▸ Given instruction
From the entries that follow, extract each line holding the string "text".

------

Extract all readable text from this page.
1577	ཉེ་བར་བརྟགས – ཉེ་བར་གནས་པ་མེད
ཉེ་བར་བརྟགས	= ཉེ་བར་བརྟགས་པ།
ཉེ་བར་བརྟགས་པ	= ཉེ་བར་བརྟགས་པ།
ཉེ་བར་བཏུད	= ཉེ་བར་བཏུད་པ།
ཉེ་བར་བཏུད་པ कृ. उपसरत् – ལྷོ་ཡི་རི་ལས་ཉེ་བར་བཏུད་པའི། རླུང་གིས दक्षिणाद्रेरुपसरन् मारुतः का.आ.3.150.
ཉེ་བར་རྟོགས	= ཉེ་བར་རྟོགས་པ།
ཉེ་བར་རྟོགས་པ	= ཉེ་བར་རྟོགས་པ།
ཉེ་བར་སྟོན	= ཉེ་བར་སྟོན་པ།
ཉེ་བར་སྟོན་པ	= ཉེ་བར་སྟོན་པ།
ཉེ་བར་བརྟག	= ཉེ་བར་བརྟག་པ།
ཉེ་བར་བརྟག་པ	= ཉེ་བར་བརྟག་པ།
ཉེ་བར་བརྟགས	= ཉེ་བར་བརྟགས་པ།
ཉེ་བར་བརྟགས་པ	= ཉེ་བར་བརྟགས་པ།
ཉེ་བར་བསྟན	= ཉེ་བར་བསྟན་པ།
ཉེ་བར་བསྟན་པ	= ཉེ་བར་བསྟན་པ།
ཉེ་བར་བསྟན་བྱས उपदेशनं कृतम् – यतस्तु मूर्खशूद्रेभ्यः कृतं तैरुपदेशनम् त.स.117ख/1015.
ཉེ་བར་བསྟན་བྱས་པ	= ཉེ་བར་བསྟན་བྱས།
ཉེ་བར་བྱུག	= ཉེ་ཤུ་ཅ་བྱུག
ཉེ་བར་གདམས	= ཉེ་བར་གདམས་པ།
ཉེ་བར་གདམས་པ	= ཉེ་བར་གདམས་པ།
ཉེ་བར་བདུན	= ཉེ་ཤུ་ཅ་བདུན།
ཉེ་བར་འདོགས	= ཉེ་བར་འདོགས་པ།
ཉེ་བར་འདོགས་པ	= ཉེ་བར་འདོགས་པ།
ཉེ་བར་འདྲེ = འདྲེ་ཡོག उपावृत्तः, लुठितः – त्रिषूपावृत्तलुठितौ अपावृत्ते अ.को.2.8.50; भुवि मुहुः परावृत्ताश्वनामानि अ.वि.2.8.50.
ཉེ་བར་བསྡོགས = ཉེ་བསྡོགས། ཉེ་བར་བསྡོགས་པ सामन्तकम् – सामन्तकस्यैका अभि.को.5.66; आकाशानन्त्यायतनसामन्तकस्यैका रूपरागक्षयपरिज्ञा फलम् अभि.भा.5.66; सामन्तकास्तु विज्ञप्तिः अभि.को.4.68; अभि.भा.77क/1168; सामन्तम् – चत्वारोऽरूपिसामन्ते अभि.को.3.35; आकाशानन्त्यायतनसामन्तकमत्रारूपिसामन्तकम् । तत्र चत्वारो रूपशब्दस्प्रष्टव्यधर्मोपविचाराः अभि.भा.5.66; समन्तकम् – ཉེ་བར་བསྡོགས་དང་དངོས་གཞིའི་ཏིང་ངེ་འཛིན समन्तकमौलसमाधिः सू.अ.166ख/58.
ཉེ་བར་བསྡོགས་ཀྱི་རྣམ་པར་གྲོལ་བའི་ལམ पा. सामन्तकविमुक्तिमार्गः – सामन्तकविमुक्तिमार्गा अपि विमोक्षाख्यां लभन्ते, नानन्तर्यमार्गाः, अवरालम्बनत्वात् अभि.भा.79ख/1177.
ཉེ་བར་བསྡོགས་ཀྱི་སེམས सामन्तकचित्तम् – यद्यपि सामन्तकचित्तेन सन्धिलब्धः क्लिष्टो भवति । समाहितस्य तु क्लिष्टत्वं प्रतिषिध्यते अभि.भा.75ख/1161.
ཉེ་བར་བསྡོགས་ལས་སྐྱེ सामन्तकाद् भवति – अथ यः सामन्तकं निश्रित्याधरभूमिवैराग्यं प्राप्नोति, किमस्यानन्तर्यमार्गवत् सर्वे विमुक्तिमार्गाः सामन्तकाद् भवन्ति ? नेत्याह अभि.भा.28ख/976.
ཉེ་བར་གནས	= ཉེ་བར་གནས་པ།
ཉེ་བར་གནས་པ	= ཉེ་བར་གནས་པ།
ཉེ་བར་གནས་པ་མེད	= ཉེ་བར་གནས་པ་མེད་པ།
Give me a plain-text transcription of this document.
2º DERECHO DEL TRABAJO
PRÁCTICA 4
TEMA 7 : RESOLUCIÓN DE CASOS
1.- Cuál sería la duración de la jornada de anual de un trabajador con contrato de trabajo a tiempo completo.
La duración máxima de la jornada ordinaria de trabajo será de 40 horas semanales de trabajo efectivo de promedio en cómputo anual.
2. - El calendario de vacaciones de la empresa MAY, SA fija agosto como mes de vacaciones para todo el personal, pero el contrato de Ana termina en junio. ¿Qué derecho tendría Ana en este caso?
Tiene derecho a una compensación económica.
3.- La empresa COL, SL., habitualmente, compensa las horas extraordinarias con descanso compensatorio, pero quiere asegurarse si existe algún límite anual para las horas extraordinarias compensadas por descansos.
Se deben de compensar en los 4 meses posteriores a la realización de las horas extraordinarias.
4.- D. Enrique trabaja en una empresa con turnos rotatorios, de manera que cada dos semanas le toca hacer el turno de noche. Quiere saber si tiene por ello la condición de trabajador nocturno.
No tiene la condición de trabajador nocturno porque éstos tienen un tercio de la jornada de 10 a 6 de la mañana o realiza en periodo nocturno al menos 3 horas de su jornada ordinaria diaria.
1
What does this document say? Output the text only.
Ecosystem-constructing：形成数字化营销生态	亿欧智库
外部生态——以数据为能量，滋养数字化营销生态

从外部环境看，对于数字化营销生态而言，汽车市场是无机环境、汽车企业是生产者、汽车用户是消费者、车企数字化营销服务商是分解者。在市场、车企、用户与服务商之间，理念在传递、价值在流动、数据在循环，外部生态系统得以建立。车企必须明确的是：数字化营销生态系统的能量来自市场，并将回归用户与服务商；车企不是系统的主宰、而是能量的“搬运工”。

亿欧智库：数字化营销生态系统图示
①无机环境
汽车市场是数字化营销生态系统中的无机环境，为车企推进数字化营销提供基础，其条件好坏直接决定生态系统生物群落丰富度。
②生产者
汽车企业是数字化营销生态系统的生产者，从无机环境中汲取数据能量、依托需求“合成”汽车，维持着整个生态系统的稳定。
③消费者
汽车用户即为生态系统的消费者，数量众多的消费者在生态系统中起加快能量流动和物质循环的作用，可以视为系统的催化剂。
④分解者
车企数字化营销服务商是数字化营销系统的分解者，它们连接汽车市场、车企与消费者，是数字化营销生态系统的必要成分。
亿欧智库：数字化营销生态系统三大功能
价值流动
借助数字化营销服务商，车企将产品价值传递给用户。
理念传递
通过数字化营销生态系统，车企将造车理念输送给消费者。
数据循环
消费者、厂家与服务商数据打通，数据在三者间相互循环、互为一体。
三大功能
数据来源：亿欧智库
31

------

▸ Result of the task
Extract all readable text from this page.
Give me a plain-text transcription of this document.
What does this document say? Output the text only.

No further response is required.